From the listing below, return each line that includes "JSON".

** Begin EXTRACTED ENTRIES **

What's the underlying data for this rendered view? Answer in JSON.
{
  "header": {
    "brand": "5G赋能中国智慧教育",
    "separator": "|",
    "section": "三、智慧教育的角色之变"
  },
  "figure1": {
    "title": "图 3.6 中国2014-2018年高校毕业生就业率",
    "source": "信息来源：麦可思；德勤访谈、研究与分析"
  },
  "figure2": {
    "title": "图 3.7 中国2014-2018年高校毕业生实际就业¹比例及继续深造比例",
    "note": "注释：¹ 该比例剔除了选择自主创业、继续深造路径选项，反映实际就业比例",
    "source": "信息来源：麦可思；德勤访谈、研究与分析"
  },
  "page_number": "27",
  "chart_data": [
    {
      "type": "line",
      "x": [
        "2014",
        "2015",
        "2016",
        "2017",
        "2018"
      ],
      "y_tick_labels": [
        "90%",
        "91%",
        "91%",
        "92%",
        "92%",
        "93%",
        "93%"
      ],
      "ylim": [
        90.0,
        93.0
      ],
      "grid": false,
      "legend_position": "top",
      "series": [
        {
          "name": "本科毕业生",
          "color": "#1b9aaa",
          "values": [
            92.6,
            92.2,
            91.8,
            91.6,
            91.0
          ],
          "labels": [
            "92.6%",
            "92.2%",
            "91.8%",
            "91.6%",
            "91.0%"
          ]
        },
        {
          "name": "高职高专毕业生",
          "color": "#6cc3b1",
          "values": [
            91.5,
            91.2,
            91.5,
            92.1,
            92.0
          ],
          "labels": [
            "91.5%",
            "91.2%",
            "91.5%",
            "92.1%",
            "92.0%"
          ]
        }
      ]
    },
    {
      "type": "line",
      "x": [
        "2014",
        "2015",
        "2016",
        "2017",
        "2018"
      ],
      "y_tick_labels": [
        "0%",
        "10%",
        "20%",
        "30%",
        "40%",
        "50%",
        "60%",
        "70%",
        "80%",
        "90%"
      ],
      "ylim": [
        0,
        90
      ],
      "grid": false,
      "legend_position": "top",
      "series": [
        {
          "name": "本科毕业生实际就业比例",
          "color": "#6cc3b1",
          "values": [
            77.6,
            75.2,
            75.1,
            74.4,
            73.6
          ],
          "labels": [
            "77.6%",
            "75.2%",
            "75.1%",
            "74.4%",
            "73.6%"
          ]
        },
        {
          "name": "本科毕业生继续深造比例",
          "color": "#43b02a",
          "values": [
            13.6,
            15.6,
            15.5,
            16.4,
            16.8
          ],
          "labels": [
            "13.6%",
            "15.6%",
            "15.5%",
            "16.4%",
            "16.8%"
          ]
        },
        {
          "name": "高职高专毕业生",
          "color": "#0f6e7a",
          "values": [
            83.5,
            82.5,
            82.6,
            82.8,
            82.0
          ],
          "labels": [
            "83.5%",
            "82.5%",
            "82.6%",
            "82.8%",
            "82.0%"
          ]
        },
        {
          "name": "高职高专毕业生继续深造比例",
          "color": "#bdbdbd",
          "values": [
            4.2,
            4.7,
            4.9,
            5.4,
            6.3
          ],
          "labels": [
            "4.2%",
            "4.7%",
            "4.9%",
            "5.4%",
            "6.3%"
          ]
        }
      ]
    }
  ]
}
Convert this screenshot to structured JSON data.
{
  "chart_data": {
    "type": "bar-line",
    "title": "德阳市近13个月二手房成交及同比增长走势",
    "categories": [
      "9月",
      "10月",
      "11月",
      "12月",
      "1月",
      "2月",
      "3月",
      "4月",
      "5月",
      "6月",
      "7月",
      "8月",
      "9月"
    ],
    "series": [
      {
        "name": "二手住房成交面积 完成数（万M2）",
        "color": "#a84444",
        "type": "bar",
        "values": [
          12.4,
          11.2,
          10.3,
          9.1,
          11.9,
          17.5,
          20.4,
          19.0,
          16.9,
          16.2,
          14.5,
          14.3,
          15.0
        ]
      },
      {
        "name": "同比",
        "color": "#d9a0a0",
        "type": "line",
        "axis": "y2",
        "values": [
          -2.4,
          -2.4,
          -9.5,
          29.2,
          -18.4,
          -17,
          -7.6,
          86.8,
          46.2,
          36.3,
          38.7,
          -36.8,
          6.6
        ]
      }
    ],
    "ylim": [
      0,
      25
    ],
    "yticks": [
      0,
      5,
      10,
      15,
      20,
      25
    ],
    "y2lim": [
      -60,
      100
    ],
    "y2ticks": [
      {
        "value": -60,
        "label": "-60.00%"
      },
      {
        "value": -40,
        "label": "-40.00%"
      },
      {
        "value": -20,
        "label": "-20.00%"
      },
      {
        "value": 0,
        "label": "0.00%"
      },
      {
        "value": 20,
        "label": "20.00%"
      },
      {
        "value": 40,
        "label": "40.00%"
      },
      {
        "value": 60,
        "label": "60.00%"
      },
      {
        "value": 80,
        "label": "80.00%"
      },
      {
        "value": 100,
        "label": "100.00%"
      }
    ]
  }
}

** End EXTRACTED ENTRIES **

■ EXERCISE OUTPUT:
What's the underlying data for this rendered view? Answer in JSON.
Convert this screenshot to structured JSON data.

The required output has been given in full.